**RAW RECORDS:**
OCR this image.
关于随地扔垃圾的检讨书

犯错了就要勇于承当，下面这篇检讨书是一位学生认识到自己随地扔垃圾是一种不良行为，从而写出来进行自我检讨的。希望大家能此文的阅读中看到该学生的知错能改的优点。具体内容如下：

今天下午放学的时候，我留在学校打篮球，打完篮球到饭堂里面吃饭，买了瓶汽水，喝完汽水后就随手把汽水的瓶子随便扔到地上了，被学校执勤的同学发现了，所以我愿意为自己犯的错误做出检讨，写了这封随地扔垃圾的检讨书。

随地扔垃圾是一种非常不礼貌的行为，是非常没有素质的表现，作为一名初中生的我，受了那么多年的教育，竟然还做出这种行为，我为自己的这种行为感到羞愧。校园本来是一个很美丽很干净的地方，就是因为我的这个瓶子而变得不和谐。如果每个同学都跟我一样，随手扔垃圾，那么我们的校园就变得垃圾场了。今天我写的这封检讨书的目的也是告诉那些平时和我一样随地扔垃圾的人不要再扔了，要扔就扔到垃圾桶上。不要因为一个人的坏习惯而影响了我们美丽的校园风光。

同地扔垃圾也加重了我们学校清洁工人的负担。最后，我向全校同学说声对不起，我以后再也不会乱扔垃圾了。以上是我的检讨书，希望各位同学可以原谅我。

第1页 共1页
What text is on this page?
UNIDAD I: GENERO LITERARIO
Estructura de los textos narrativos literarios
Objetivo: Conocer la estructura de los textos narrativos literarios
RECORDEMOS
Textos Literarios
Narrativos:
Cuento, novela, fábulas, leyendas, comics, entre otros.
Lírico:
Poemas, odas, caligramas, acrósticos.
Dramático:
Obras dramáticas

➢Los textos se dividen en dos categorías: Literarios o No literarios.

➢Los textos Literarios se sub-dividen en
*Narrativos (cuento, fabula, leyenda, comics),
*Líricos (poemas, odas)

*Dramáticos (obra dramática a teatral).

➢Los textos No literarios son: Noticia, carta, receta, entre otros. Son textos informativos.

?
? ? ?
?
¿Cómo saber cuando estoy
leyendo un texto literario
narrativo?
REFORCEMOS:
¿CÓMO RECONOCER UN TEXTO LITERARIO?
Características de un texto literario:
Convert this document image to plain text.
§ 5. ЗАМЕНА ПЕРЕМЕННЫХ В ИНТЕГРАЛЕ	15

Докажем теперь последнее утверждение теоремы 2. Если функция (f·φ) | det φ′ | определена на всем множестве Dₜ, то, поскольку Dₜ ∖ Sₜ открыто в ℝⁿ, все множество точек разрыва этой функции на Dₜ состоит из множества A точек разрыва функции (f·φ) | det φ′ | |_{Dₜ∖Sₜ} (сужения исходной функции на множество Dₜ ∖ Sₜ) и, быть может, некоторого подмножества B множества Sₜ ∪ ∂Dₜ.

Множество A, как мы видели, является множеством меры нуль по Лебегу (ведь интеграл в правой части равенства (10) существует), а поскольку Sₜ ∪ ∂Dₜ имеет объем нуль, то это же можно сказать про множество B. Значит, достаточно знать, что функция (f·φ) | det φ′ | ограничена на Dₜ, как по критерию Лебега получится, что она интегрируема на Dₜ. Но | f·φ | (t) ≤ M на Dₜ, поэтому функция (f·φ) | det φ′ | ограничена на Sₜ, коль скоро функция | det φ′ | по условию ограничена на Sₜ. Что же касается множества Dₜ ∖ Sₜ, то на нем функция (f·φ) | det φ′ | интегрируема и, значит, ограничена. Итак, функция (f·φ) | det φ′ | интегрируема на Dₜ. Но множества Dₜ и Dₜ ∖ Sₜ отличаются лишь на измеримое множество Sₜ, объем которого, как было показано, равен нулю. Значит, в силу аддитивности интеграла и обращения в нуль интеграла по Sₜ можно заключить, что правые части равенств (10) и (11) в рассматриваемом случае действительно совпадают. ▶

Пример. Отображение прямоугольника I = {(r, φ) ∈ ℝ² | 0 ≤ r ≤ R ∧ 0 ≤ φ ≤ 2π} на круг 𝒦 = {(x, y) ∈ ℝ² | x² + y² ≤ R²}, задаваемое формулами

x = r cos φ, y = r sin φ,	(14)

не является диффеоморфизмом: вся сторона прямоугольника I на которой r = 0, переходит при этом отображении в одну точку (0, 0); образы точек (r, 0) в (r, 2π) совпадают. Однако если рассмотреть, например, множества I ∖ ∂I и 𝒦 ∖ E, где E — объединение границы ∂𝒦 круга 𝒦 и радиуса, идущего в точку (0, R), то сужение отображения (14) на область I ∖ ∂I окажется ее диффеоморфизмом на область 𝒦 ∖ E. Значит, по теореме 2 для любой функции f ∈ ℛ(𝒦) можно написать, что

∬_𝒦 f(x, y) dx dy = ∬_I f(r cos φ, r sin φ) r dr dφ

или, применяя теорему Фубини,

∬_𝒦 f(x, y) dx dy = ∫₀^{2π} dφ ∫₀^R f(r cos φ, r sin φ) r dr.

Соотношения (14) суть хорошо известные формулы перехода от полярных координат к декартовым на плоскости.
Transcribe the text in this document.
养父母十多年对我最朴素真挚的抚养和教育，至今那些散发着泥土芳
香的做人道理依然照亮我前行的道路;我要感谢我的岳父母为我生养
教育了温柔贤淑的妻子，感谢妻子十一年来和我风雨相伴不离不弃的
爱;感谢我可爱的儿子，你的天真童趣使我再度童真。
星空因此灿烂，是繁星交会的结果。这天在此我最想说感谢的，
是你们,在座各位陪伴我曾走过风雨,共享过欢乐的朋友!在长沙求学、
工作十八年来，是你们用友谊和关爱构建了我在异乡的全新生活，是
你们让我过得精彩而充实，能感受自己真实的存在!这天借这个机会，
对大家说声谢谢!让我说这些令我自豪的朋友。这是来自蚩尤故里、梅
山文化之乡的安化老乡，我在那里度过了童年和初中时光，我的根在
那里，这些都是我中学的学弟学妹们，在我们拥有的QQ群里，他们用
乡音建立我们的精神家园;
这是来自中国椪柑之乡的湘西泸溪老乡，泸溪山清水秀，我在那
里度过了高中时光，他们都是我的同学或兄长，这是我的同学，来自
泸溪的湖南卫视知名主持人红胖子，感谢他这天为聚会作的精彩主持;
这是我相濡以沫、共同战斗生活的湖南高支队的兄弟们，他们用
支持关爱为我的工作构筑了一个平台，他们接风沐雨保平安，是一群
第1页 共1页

**EXERCISE DETAILS:** Scan the lines for the string "dividen". Copy out each line that matches.

**OUTPUT BELOW:**
➢Los textos se dividen en dos categorías: Literarios o No literarios.
➢Los textos Literarios se sub-dividen en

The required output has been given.